### What is being asked
Filter the lines below, copying only those with the string "this".

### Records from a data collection
## START
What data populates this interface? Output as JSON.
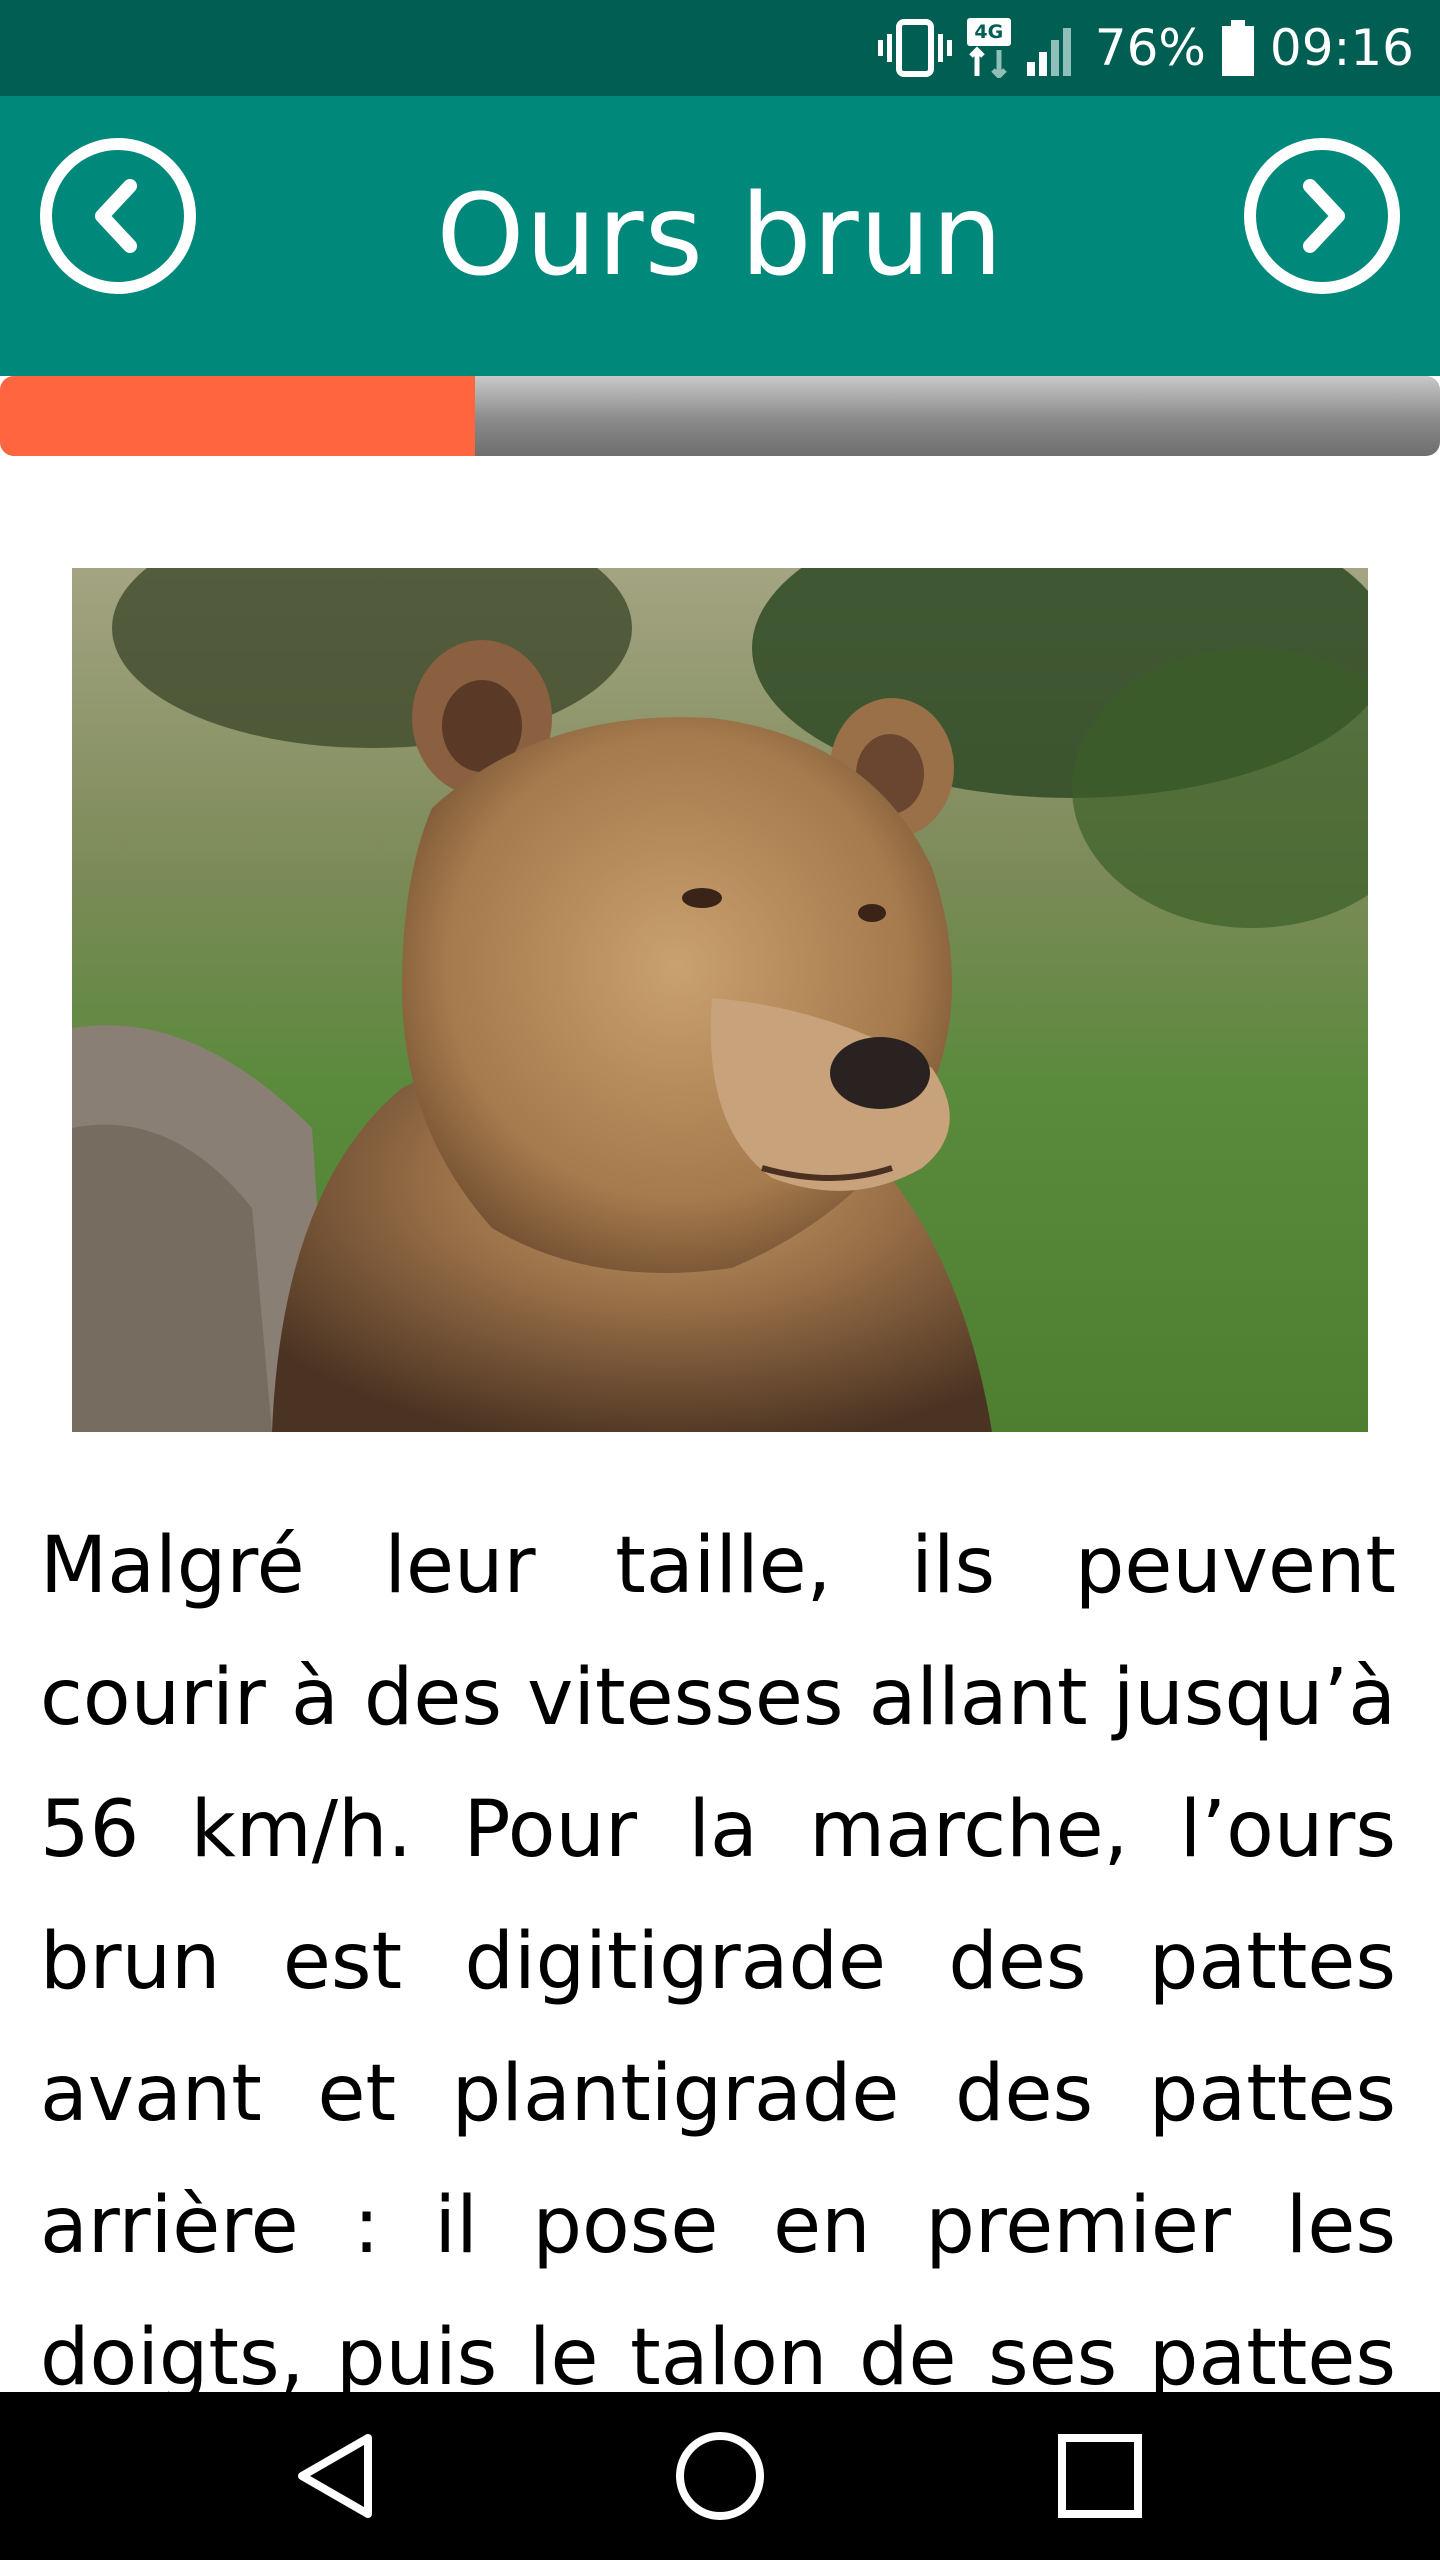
{
  "status_bar": {
    "network": "4G",
    "battery": "76%",
    "time": "09:16",
    "icons": [
      "vibrate-icon",
      "data-transfer-icon",
      "signal-icon",
      "battery-icon"
    ]
  },
  "header": {
    "title": "Ours brun",
    "prev_icon": "chevron-left-circle-icon",
    "next_icon": "chevron-right-circle-icon"
  },
  "progress": {
    "value": 0.33
  },
  "image": {
    "subject": "brown-bear-photo"
  },
  "content": {
    "text": "Malgré leur taille, ils peuvent courir à des vitesses allant jusqu’à 56 km/h. Pour la marche, l’ours brun est digitigrade des pattes avant et plantigrade des pattes arrière : il pose en premier les doigts, puis le talon de ses pattes antérieures."
  },
  "system_nav": {
    "icons": [
      "back-triangle-icon",
      "home-circle-icon",
      "recents-square-icon"
    ]
  },
  "colors": {
    "status_bar": "#005e52",
    "app_bar": "#00897b",
    "progress_fill": "#ff6640",
    "progress_track": "#8a8a8a"
  }
}
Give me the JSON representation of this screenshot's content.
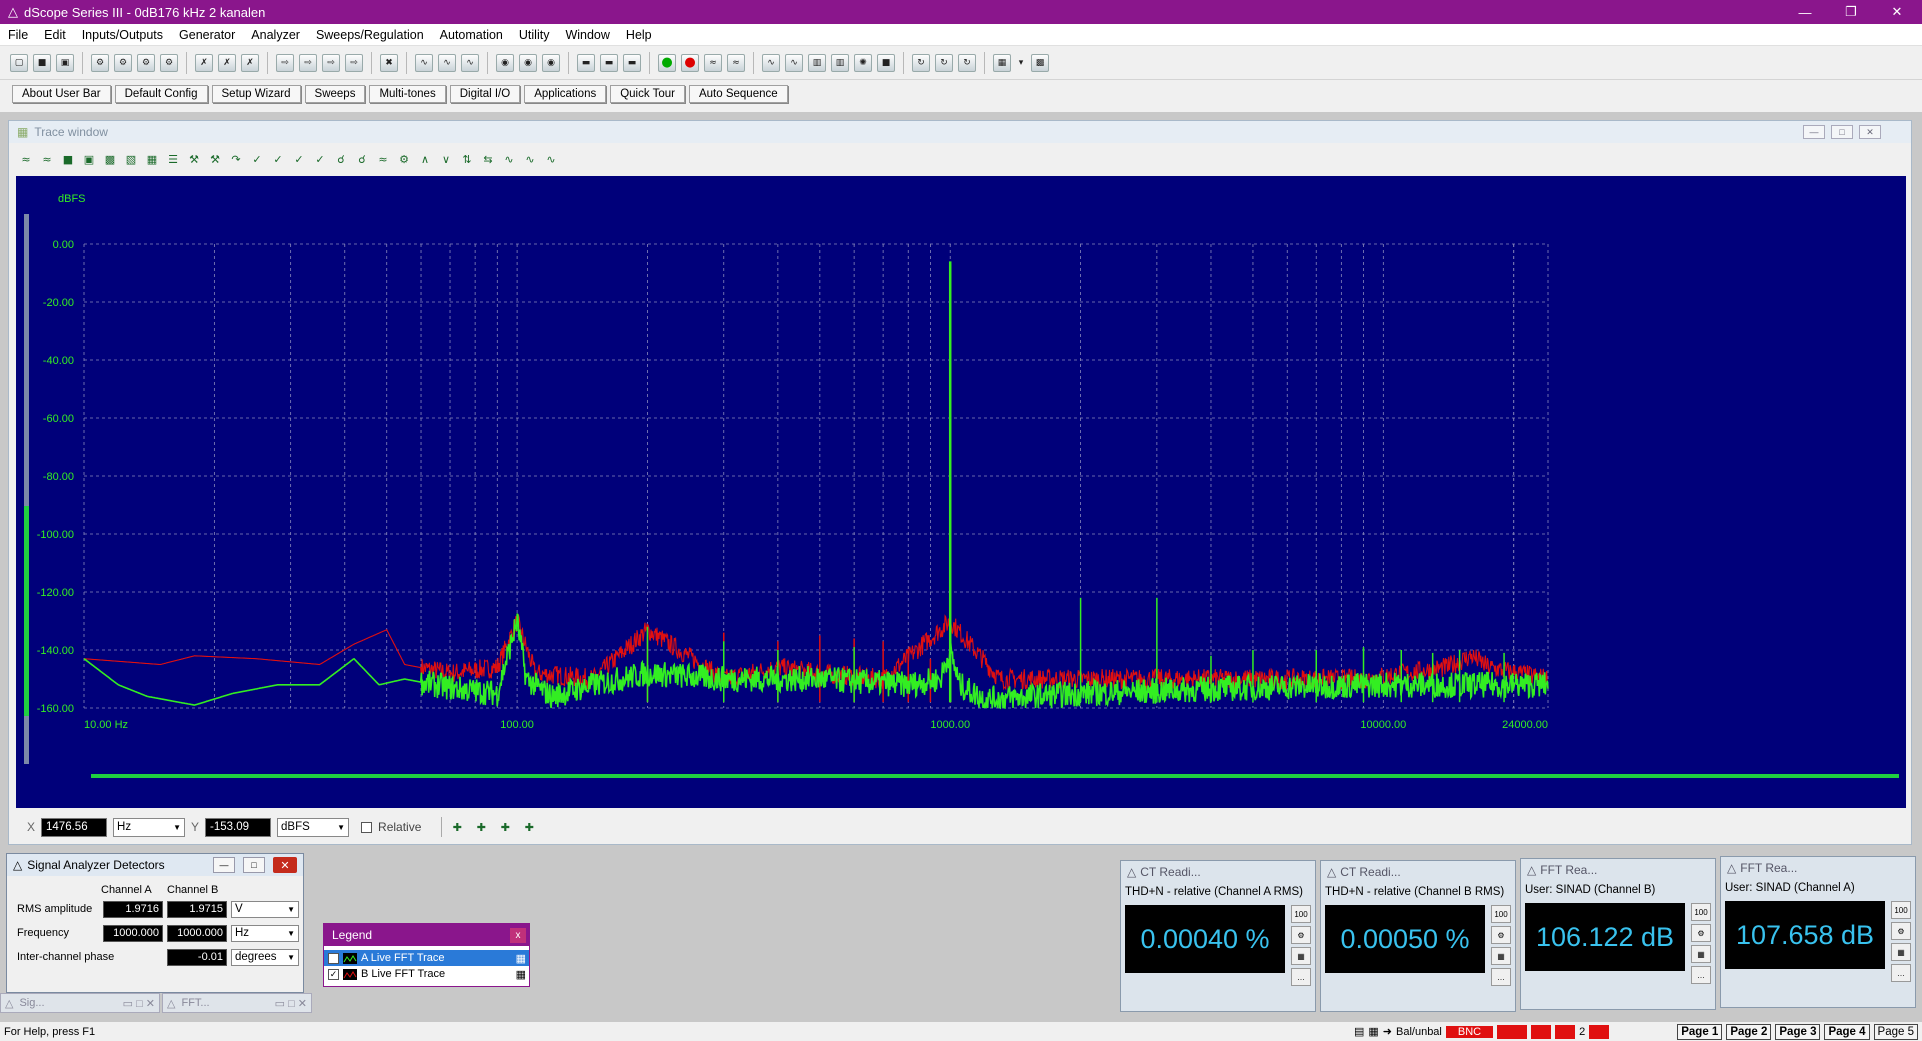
{
  "window": {
    "title": "dScope Series III - 0dB176 kHz 2 kanalen"
  },
  "menu": [
    "File",
    "Edit",
    "Inputs/Outputs",
    "Generator",
    "Analyzer",
    "Sweeps/Regulation",
    "Automation",
    "Utility",
    "Window",
    "Help"
  ],
  "userbar": [
    "About User Bar",
    "Default Config",
    "Setup Wizard",
    "Sweeps",
    "Multi-tones",
    "Digital I/O",
    "Applications",
    "Quick Tour",
    "Auto Sequence"
  ],
  "trace_window": {
    "title": "Trace window"
  },
  "chart_data": {
    "type": "line",
    "ylabel": "dBFS",
    "xscale": "log",
    "xlim": [
      10,
      24000
    ],
    "ylim": [
      -160,
      0
    ],
    "yticks": [
      "0.00",
      "-20.00",
      "-40.00",
      "-60.00",
      "-80.00",
      "-100.00",
      "-120.00",
      "-140.00",
      "-160.00"
    ],
    "xticks": [
      {
        "v": 10,
        "label": "10.00 Hz"
      },
      {
        "v": 100,
        "label": "100.00"
      },
      {
        "v": 1000,
        "label": "1000.00"
      },
      {
        "v": 10000,
        "label": "10000.00"
      },
      {
        "v": 24000,
        "label": "24000.00"
      }
    ],
    "grid": true,
    "background": "#00007a",
    "series": [
      {
        "name": "B Live FFT Trace",
        "color": "#e01010",
        "points": [
          [
            10,
            -143
          ],
          [
            15,
            -145
          ],
          [
            18,
            -142
          ],
          [
            25,
            -143
          ],
          [
            35,
            -145
          ],
          [
            42,
            -138
          ],
          [
            50,
            -133
          ],
          [
            55,
            -145
          ],
          [
            70,
            -148
          ],
          [
            90,
            -146
          ],
          [
            100,
            -130
          ],
          [
            110,
            -148
          ],
          [
            150,
            -150
          ],
          [
            200,
            -133
          ],
          [
            300,
            -150
          ],
          [
            400,
            -146
          ],
          [
            500,
            -148
          ],
          [
            700,
            -150
          ],
          [
            1000,
            -130
          ],
          [
            1300,
            -150
          ],
          [
            2000,
            -150
          ],
          [
            5000,
            -150
          ],
          [
            9000,
            -150
          ],
          [
            14000,
            -146
          ],
          [
            16000,
            -142
          ],
          [
            17500,
            -146
          ],
          [
            24000,
            -150
          ]
        ],
        "peaks": [
          [
            200,
            -131
          ],
          [
            300,
            -134
          ],
          [
            400,
            -137
          ],
          [
            500,
            -135
          ],
          [
            600,
            -136
          ],
          [
            700,
            -137
          ],
          [
            800,
            -140
          ],
          [
            900,
            -143
          ],
          [
            1000,
            -7
          ]
        ]
      },
      {
        "name": "A Live FFT Trace",
        "color": "#33ee22",
        "points": [
          [
            10,
            -143
          ],
          [
            12,
            -152
          ],
          [
            14,
            -156
          ],
          [
            18,
            -159
          ],
          [
            22,
            -155
          ],
          [
            28,
            -152
          ],
          [
            35,
            -152
          ],
          [
            42,
            -143
          ],
          [
            48,
            -152
          ],
          [
            55,
            -150
          ],
          [
            70,
            -153
          ],
          [
            90,
            -155
          ],
          [
            100,
            -130
          ],
          [
            105,
            -150
          ],
          [
            120,
            -156
          ],
          [
            150,
            -152
          ],
          [
            200,
            -148
          ],
          [
            300,
            -150
          ],
          [
            500,
            -150
          ],
          [
            800,
            -152
          ],
          [
            950,
            -150
          ],
          [
            1000,
            -140
          ],
          [
            1050,
            -152
          ],
          [
            1200,
            -157
          ],
          [
            2000,
            -155
          ],
          [
            5000,
            -153
          ],
          [
            10000,
            -152
          ],
          [
            24000,
            -152
          ]
        ],
        "peaks": [
          [
            200,
            -132
          ],
          [
            300,
            -137
          ],
          [
            400,
            -140
          ],
          [
            600,
            -139
          ],
          [
            1000,
            -6
          ],
          [
            2000,
            -122
          ],
          [
            3000,
            -122
          ],
          [
            4000,
            -142
          ],
          [
            5000,
            -140
          ],
          [
            7000,
            -140
          ],
          [
            9000,
            -139
          ],
          [
            11000,
            -140
          ],
          [
            13000,
            -141
          ],
          [
            15000,
            -140
          ],
          [
            19000,
            -141
          ]
        ]
      }
    ]
  },
  "cursor": {
    "x_label": "X",
    "x_value": "1476.56",
    "x_unit": "Hz",
    "y_label": "Y",
    "y_value": "-153.09",
    "y_unit": "dBFS",
    "relative_label": "Relative"
  },
  "detectors": {
    "title": "Signal Analyzer Detectors",
    "col_a": "Channel A",
    "col_b": "Channel B",
    "rows": [
      {
        "label": "RMS amplitude",
        "a": "1.9716",
        "b": "1.9715",
        "unit": "V"
      },
      {
        "label": "Frequency",
        "a": "1000.000",
        "b": "1000.000",
        "unit": "Hz"
      },
      {
        "label": "Inter-channel phase",
        "a": "",
        "b": "-0.01",
        "unit": "degrees"
      }
    ]
  },
  "legend": {
    "title": "Legend",
    "items": [
      {
        "label": "A  Live FFT Trace",
        "color": "#33ee22"
      },
      {
        "label": "B  Live FFT Trace",
        "color": "#e01010"
      }
    ]
  },
  "readings": [
    {
      "title": "CT Readi...",
      "label": "THD+N - relative (Channel A RMS)",
      "value": "0.00040 %"
    },
    {
      "title": "CT Readi...",
      "label": "THD+N - relative (Channel B RMS)",
      "value": "0.00050 %"
    },
    {
      "title": "FFT Rea...",
      "label": "User: SINAD (Channel B)",
      "value": "106.122 dB"
    },
    {
      "title": "FFT Rea...",
      "label": "User: SINAD (Channel A)",
      "value": "107.658 dB"
    }
  ],
  "minimized": [
    {
      "label": "Sig..."
    },
    {
      "label": "FFT..."
    }
  ],
  "status": {
    "help": "For Help, press F1",
    "bal": "Bal/unbal",
    "bnc": "BNC",
    "num": "2",
    "pages": [
      "Page 1",
      "Page 2",
      "Page 3",
      "Page 4",
      "Page 5"
    ]
  }
}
## END
### Solution
What data populates this interface? Output as JSON.
Give me the JSON representation of this screenshot's content.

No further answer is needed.